[WHAT YOU WILL DO] Report the count of lines holding "Etelvina" in the records, with no other words.

[PROVIDED INFORMATION]
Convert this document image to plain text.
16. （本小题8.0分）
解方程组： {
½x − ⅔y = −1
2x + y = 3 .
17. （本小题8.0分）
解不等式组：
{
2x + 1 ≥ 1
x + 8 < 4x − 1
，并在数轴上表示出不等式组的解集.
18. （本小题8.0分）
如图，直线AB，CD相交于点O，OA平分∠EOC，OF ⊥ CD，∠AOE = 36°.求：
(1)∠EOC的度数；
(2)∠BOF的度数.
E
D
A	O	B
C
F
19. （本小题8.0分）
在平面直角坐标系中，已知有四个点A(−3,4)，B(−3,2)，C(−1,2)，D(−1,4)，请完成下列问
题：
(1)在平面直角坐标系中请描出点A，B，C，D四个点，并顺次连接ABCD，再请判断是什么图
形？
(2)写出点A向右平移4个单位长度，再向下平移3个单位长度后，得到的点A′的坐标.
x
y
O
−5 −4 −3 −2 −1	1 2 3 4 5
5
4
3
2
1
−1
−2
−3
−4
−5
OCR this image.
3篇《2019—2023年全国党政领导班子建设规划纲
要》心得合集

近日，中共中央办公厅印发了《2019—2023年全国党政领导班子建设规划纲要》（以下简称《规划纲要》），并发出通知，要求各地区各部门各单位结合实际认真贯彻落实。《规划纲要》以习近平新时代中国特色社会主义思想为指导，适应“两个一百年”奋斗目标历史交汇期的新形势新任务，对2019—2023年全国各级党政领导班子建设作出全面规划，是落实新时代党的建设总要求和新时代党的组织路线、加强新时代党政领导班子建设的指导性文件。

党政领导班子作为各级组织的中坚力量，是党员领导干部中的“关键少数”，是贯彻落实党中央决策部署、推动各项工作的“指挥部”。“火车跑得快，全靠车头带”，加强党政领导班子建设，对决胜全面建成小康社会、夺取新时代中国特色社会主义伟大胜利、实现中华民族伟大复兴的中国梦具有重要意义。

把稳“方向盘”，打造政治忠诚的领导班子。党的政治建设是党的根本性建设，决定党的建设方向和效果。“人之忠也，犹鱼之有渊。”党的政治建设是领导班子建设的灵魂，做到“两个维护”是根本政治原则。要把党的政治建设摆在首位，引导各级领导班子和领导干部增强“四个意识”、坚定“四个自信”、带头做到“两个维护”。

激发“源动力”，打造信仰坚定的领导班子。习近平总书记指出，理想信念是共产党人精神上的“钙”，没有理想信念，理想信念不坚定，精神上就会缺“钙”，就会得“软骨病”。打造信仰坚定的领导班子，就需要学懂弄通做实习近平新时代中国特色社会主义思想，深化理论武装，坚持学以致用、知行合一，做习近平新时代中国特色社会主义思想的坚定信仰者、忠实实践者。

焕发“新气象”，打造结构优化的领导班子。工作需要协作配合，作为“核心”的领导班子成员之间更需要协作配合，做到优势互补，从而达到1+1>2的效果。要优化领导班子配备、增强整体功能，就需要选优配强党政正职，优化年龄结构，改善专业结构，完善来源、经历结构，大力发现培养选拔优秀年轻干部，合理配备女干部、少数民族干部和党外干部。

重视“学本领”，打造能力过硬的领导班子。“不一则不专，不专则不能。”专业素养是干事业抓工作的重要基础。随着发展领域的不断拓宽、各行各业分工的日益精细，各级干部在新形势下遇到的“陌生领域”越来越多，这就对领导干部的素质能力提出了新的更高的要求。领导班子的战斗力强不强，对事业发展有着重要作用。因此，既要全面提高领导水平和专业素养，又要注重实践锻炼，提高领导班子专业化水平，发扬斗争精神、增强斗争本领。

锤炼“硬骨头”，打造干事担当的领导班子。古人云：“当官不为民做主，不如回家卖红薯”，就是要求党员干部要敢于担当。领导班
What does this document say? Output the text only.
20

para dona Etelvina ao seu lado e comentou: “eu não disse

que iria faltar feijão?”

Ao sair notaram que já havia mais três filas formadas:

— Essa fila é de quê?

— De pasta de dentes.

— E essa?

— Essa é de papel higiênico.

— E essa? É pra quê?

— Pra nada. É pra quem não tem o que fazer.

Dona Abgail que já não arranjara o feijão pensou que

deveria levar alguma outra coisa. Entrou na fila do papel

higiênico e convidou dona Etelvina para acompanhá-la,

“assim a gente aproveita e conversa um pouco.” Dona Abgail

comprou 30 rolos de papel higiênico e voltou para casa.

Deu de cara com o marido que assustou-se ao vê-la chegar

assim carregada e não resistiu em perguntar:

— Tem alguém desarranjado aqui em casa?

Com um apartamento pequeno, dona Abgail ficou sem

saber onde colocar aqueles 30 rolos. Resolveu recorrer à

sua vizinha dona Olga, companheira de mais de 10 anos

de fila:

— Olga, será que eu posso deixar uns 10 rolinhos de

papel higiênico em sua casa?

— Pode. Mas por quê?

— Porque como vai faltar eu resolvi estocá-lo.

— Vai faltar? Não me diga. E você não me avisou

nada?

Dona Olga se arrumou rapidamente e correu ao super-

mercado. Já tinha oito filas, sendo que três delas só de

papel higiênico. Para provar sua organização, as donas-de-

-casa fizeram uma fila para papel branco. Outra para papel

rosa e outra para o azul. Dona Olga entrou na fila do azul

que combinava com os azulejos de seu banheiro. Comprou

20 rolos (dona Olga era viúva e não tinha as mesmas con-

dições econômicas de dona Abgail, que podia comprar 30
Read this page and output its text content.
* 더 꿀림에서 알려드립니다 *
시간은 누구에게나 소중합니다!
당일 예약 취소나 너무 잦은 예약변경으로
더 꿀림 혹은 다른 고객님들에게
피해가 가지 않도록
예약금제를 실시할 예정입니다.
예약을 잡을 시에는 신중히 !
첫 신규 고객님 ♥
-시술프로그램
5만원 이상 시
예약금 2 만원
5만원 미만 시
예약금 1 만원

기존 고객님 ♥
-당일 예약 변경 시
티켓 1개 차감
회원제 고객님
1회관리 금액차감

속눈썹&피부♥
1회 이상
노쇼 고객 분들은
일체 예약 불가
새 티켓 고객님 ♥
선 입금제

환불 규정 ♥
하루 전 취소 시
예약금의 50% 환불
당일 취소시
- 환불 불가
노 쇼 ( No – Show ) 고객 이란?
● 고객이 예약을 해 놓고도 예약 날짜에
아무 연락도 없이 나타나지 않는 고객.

[PROBLEM SOLUTION] 2